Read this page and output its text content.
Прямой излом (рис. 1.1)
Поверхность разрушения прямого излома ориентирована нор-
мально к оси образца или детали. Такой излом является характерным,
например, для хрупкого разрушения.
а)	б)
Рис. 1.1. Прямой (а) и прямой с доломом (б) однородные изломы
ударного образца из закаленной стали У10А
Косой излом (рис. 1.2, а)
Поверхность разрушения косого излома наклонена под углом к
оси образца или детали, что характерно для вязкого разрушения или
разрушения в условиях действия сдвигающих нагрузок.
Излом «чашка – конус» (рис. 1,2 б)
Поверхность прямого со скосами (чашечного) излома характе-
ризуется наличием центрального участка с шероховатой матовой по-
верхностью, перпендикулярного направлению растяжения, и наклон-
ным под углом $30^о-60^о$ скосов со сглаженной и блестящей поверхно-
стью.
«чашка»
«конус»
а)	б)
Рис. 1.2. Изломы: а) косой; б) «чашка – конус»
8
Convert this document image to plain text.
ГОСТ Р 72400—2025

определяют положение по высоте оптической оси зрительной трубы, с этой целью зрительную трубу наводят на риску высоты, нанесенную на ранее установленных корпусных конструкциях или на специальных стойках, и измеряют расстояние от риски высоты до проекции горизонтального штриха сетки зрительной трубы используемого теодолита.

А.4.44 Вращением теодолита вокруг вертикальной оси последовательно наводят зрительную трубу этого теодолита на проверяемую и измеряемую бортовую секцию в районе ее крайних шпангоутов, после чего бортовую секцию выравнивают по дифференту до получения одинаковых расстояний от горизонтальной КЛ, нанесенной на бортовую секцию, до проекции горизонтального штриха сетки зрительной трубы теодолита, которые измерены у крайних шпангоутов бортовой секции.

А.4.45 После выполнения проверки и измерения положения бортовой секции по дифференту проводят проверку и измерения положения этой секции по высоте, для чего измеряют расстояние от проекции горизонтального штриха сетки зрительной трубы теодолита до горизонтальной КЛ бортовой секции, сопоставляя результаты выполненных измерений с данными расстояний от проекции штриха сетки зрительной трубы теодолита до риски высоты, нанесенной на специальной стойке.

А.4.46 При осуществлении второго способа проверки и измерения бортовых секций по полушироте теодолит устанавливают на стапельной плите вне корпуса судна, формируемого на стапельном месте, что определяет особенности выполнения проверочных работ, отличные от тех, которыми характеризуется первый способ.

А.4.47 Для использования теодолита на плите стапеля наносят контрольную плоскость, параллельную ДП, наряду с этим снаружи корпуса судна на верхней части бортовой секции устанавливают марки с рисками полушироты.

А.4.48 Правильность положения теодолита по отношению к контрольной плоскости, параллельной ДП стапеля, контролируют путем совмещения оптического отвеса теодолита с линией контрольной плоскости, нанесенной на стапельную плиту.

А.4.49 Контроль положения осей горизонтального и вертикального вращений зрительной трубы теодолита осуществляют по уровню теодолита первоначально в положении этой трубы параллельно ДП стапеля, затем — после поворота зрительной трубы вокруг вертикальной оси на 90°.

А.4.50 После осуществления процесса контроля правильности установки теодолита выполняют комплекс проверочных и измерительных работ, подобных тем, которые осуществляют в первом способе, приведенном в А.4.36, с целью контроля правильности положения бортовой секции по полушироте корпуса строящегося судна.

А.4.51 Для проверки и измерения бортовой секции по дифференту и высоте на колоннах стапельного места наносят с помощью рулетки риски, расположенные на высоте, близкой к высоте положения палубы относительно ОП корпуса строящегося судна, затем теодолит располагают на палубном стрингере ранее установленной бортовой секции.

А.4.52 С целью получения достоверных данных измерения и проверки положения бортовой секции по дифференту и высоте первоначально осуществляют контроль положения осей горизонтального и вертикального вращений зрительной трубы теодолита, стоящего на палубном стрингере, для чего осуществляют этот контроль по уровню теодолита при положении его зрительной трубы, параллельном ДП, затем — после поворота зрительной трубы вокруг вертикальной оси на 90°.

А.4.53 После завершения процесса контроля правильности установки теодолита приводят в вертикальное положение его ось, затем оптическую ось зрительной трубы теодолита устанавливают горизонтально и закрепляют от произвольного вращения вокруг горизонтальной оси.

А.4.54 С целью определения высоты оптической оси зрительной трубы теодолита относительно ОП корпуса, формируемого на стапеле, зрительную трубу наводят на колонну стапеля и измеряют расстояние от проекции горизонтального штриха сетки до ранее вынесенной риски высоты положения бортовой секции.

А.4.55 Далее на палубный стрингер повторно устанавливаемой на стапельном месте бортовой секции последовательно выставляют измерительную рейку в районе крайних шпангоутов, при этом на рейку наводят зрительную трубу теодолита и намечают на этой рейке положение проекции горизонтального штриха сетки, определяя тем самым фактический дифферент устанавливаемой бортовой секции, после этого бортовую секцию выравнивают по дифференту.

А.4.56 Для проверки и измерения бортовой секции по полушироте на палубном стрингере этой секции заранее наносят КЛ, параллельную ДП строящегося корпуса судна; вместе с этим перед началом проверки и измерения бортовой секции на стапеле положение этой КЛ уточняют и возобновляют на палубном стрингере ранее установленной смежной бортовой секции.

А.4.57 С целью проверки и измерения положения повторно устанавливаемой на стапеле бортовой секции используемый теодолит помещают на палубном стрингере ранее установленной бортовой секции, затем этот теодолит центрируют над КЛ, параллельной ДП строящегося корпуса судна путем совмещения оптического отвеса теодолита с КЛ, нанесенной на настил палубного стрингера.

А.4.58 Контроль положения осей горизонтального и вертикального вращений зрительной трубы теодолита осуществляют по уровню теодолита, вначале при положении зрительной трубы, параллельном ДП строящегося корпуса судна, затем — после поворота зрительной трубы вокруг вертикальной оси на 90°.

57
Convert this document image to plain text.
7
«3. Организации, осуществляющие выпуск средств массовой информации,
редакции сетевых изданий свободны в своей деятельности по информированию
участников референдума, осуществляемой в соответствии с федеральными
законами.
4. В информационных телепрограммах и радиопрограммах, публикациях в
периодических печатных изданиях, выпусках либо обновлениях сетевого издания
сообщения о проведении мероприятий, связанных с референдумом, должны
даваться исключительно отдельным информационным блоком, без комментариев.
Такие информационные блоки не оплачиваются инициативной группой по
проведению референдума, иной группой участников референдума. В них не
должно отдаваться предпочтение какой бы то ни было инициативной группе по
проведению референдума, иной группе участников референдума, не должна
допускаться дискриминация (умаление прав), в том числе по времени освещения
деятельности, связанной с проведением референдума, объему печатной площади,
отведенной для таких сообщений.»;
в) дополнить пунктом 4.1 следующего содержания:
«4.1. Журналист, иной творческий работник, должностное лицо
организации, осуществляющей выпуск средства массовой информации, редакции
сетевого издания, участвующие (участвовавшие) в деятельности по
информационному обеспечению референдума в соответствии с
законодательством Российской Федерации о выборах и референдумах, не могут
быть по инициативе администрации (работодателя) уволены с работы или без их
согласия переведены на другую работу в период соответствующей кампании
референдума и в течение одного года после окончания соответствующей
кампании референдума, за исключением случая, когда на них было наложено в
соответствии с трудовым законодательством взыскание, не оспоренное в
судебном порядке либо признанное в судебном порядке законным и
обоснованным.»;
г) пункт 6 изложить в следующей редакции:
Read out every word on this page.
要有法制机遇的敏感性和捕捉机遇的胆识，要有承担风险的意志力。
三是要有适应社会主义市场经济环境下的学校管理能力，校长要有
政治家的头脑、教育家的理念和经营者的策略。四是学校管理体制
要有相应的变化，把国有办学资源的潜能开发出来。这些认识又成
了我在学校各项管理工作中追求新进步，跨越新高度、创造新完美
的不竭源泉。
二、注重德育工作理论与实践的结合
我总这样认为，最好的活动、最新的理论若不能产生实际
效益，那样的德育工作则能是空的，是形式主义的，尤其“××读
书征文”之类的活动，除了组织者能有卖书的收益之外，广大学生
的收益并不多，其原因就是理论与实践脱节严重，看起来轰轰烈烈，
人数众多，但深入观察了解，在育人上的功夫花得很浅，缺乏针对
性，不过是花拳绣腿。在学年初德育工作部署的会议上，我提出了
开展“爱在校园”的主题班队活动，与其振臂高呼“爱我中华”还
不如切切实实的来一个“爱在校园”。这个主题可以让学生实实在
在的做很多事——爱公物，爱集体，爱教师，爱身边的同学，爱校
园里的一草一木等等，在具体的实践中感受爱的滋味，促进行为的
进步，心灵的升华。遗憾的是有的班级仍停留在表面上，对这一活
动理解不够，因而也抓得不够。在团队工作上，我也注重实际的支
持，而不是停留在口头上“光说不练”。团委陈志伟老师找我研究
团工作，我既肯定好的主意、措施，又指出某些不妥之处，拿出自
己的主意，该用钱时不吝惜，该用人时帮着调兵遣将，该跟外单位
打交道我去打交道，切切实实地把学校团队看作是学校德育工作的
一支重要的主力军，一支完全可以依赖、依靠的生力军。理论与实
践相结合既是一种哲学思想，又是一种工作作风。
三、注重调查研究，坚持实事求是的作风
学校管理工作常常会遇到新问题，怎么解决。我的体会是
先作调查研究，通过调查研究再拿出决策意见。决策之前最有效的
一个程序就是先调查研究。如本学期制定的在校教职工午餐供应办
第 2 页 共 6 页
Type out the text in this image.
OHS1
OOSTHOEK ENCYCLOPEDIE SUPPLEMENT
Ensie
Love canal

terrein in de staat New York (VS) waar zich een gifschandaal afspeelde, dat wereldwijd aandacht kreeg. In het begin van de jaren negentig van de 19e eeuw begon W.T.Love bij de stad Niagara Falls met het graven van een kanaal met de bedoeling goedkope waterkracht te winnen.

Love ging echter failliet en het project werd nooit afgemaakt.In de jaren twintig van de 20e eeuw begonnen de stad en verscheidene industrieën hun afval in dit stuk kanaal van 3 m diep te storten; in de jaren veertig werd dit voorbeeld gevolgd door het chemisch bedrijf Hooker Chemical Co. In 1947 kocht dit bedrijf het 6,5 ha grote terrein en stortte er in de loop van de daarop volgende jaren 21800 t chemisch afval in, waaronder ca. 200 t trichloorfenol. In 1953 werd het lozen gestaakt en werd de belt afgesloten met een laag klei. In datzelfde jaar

◇ ◇ ◇ ◇

■ Problem: Point out every line holding the string "text" and copy it.

■ Worked answer:
Read this page and output its text content.
Convert this document image to plain text.
Convert this document image to plain text.
Type out the text in this image.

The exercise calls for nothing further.